WHAT THE TASK ASKS
Restate the data below word for word. Skip any images it contains.

[Records from a collection]

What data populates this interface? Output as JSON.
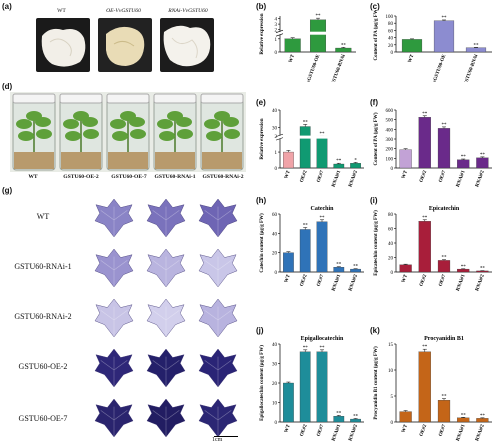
{
  "panel_labels": {
    "a": "(a)",
    "b": "(b)",
    "c": "(c)",
    "d": "(d)",
    "e": "(e)",
    "f": "(f)",
    "g": "(g)",
    "h": "(h)",
    "i": "(i)",
    "j": "(j)",
    "k": "(k)"
  },
  "photo_a": {
    "labels": [
      "WT",
      "OE-VvGSTU60",
      "RNAi-VvGSTU60"
    ]
  },
  "photo_d": {
    "labels": [
      "WT",
      "GSTU60-OE-2",
      "GSTU60-OE-7",
      "GSTU60-RNAi-1",
      "GSTU60-RNAi-2"
    ]
  },
  "photo_g": {
    "rows": [
      "WT",
      "GSTU60-RNAi-1",
      "GSTU60-RNAi-2",
      "GSTU60-OE-2",
      "GSTU60-OE-7"
    ],
    "scale": "1cm"
  },
  "colors": {
    "b": "#2e9a3e",
    "c": "#8c8cd0",
    "e": "#109a72",
    "f": "#6a2a8a",
    "h": "#2f73b8",
    "i": "#a81e3a",
    "j": "#1e8d9a",
    "k": "#c46518"
  },
  "chart_data": [
    {
      "id": "b",
      "type": "bar",
      "categories": [
        "WT",
        "VvGSTU60-OE",
        "VvGSTU60-RNAi"
      ],
      "values": [
        1.0,
        3.8,
        0.3
      ],
      "errors": [
        0.08,
        0.3,
        0.05
      ],
      "sig": [
        "",
        "**",
        "**"
      ],
      "ylabel": "Relative expression",
      "ylim": [
        0,
        4.5
      ],
      "ticks": [
        0,
        1,
        2,
        3,
        4
      ],
      "break": true
    },
    {
      "id": "c",
      "type": "bar",
      "categories": [
        "WT",
        "VvGSTU60-OE",
        "VvGSTU60-RNAi"
      ],
      "values": [
        35,
        87,
        12
      ],
      "errors": [
        1.5,
        2,
        1
      ],
      "sig": [
        "",
        "**",
        "**"
      ],
      "ylabel": "Content of PA (μg/g FW)",
      "ylim": [
        0,
        100
      ],
      "ticks": [
        0,
        20,
        40,
        60,
        80,
        100
      ]
    },
    {
      "id": "e",
      "type": "bar",
      "categories": [
        "WT",
        "OE#2",
        "OE#7",
        "RNAi#1",
        "RNAi#2"
      ],
      "values": [
        1.0,
        30.5,
        22.0,
        0.25,
        0.3
      ],
      "errors": [
        0.1,
        1.2,
        1.5,
        0.05,
        0.05
      ],
      "sig": [
        "",
        "**",
        "**",
        "**",
        "*"
      ],
      "ylabel": "Relative expression",
      "ylim": [
        0,
        40
      ],
      "ticks": [
        0,
        1,
        2,
        30,
        40
      ],
      "break": true
    },
    {
      "id": "f",
      "type": "bar",
      "categories": [
        "WT",
        "OE#2",
        "OE#7",
        "RNAi#1",
        "RNAi#2"
      ],
      "values": [
        190,
        525,
        410,
        85,
        105
      ],
      "errors": [
        10,
        15,
        15,
        8,
        10
      ],
      "sig": [
        "",
        "**",
        "**",
        "**",
        "**"
      ],
      "ylabel": "Content of PA (μg/g FW)",
      "ylim": [
        0,
        600
      ],
      "ticks": [
        0,
        100,
        200,
        300,
        400,
        500,
        600
      ]
    },
    {
      "id": "h",
      "type": "bar",
      "title": "Catechin",
      "categories": [
        "WT",
        "OE#2",
        "OE#7",
        "RNAi#1",
        "RNAi#2"
      ],
      "values": [
        20,
        44,
        52,
        5,
        3
      ],
      "errors": [
        1,
        2,
        2,
        0.5,
        0.4
      ],
      "sig": [
        "",
        "**",
        "**",
        "**",
        "**"
      ],
      "ylabel": "Catechin content (μg/g FW)",
      "ylim": [
        0,
        60
      ],
      "ticks": [
        0,
        20,
        40,
        60
      ]
    },
    {
      "id": "i",
      "type": "bar",
      "title": "Epicatechin",
      "categories": [
        "WT",
        "OE#2",
        "OE#7",
        "RNAi#1",
        "RNAi#2"
      ],
      "values": [
        10,
        70,
        16,
        4,
        1.5
      ],
      "errors": [
        0.8,
        2,
        1,
        0.4,
        0.3
      ],
      "sig": [
        "",
        "**",
        "**",
        "**",
        "**"
      ],
      "ylabel": "Epicatechin content (μg/g FW)",
      "ylim": [
        0,
        80
      ],
      "ticks": [
        0,
        20,
        40,
        60,
        80
      ]
    },
    {
      "id": "j",
      "type": "bar",
      "title": "Epigallocatechin",
      "categories": [
        "WT",
        "OE#2",
        "OE#7",
        "RNAi#1",
        "RNAi#2"
      ],
      "values": [
        20,
        36,
        36,
        3,
        1.5
      ],
      "errors": [
        0.5,
        1,
        1,
        0.4,
        0.3
      ],
      "sig": [
        "",
        "**",
        "**",
        "**",
        "**"
      ],
      "ylabel": "Epigallocatechin content (μg/g FW)",
      "ylim": [
        0,
        40
      ],
      "ticks": [
        0,
        10,
        20,
        30,
        40
      ]
    },
    {
      "id": "k",
      "type": "bar",
      "title": "Procyanidin B1",
      "categories": [
        "WT",
        "OE#2",
        "OE#7",
        "RNAi#1",
        "RNAi#2"
      ],
      "values": [
        2,
        13.5,
        4.2,
        0.8,
        0.7
      ],
      "errors": [
        0.2,
        0.5,
        0.3,
        0.1,
        0.1
      ],
      "sig": [
        "",
        "**",
        "**",
        "**",
        "**"
      ],
      "ylabel": "Procyanidin B1 content (μg/g FW)",
      "ylim": [
        0,
        15
      ],
      "ticks": [
        0,
        5,
        10,
        15
      ]
    }
  ]
}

TASK RESPONSE
What data populates this interface? Output as JSON.
{
  "panel_labels": {
    "a": "(a)",
    "b": "(b)",
    "c": "(c)",
    "d": "(d)",
    "e": "(e)",
    "f": "(f)",
    "g": "(g)",
    "h": "(h)",
    "i": "(i)",
    "j": "(j)",
    "k": "(k)"
  },
  "photo_a": {
    "labels": [
      "WT",
      "OE-VvGSTU60",
      "RNAi-VvGSTU60"
    ]
  },
  "photo_d": {
    "labels": [
      "WT",
      "GSTU60-OE-2",
      "GSTU60-OE-7",
      "GSTU60-RNAi-1",
      "GSTU60-RNAi-2"
    ]
  },
  "photo_g": {
    "rows": [
      "WT",
      "GSTU60-RNAi-1",
      "GSTU60-RNAi-2",
      "GSTU60-OE-2",
      "GSTU60-OE-7"
    ],
    "scale": "1cm"
  },
  "colors": {
    "b": "#2e9a3e",
    "c": "#8c8cd0",
    "e": "#109a72",
    "f": "#6a2a8a",
    "h": "#2f73b8",
    "i": "#a81e3a",
    "j": "#1e8d9a",
    "k": "#c46518"
  },
  "chart_data": [
    {
      "id": "b",
      "type": "bar",
      "categories": [
        "WT",
        "VvGSTU60-OE",
        "VvGSTU60-RNAi"
      ],
      "values": [
        1.0,
        3.8,
        0.3
      ],
      "errors": [
        0.08,
        0.3,
        0.05
      ],
      "sig": [
        "",
        "**",
        "**"
      ],
      "ylabel": "Relative expression",
      "ylim": [
        0,
        4.5
      ],
      "ticks": [
        0,
        1,
        2,
        3,
        4
      ],
      "break": true
    },
    {
      "id": "c",
      "type": "bar",
      "categories": [
        "WT",
        "VvGSTU60-OE",
        "VvGSTU60-RNAi"
      ],
      "values": [
        35,
        87,
        12
      ],
      "errors": [
        1.5,
        2,
        1
      ],
      "sig": [
        "",
        "**",
        "**"
      ],
      "ylabel": "Content of PA (μg/g FW)",
      "ylim": [
        0,
        100
      ],
      "ticks": [
        0,
        20,
        40,
        60,
        80,
        100
      ]
    },
    {
      "id": "e",
      "type": "bar",
      "categories": [
        "WT",
        "OE#2",
        "OE#7",
        "RNAi#1",
        "RNAi#2"
      ],
      "values": [
        1.0,
        30.5,
        22.0,
        0.25,
        0.3
      ],
      "errors": [
        0.1,
        1.2,
        1.5,
        0.05,
        0.05
      ],
      "sig": [
        "",
        "**",
        "**",
        "**",
        "*"
      ],
      "ylabel": "Relative expression",
      "ylim": [
        0,
        40
      ],
      "ticks": [
        0,
        1,
        2,
        30,
        40
      ],
      "break": true
    },
    {
      "id": "f",
      "type": "bar",
      "categories": [
        "WT",
        "OE#2",
        "OE#7",
        "RNAi#1",
        "RNAi#2"
      ],
      "values": [
        190,
        525,
        410,
        85,
        105
      ],
      "errors": [
        10,
        15,
        15,
        8,
        10
      ],
      "sig": [
        "",
        "**",
        "**",
        "**",
        "**"
      ],
      "ylabel": "Content of PA (μg/g FW)",
      "ylim": [
        0,
        600
      ],
      "ticks": [
        0,
        100,
        200,
        300,
        400,
        500,
        600
      ]
    },
    {
      "id": "h",
      "type": "bar",
      "title": "Catechin",
      "categories": [
        "WT",
        "OE#2",
        "OE#7",
        "RNAi#1",
        "RNAi#2"
      ],
      "values": [
        20,
        44,
        52,
        5,
        3
      ],
      "errors": [
        1,
        2,
        2,
        0.5,
        0.4
      ],
      "sig": [
        "",
        "**",
        "**",
        "**",
        "**"
      ],
      "ylabel": "Catechin content (μg/g FW)",
      "ylim": [
        0,
        60
      ],
      "ticks": [
        0,
        20,
        40,
        60
      ]
    },
    {
      "id": "i",
      "type": "bar",
      "title": "Epicatechin",
      "categories": [
        "WT",
        "OE#2",
        "OE#7",
        "RNAi#1",
        "RNAi#2"
      ],
      "values": [
        10,
        70,
        16,
        4,
        1.5
      ],
      "errors": [
        0.8,
        2,
        1,
        0.4,
        0.3
      ],
      "sig": [
        "",
        "**",
        "**",
        "**",
        "**"
      ],
      "ylabel": "Epicatechin content (μg/g FW)",
      "ylim": [
        0,
        80
      ],
      "ticks": [
        0,
        20,
        40,
        60,
        80
      ]
    },
    {
      "id": "j",
      "type": "bar",
      "title": "Epigallocatechin",
      "categories": [
        "WT",
        "OE#2",
        "OE#7",
        "RNAi#1",
        "RNAi#2"
      ],
      "values": [
        20,
        36,
        36,
        3,
        1.5
      ],
      "errors": [
        0.5,
        1,
        1,
        0.4,
        0.3
      ],
      "sig": [
        "",
        "**",
        "**",
        "**",
        "**"
      ],
      "ylabel": "Epigallocatechin content (μg/g FW)",
      "ylim": [
        0,
        40
      ],
      "ticks": [
        0,
        10,
        20,
        30,
        40
      ]
    },
    {
      "id": "k",
      "type": "bar",
      "title": "Procyanidin B1",
      "categories": [
        "WT",
        "OE#2",
        "OE#7",
        "RNAi#1",
        "RNAi#2"
      ],
      "values": [
        2,
        13.5,
        4.2,
        0.8,
        0.7
      ],
      "errors": [
        0.2,
        0.5,
        0.3,
        0.1,
        0.1
      ],
      "sig": [
        "",
        "**",
        "**",
        "**",
        "**"
      ],
      "ylabel": "Procyanidin B1 content (μg/g FW)",
      "ylim": [
        0,
        15
      ],
      "ticks": [
        0,
        5,
        10,
        15
      ]
    }
  ]
}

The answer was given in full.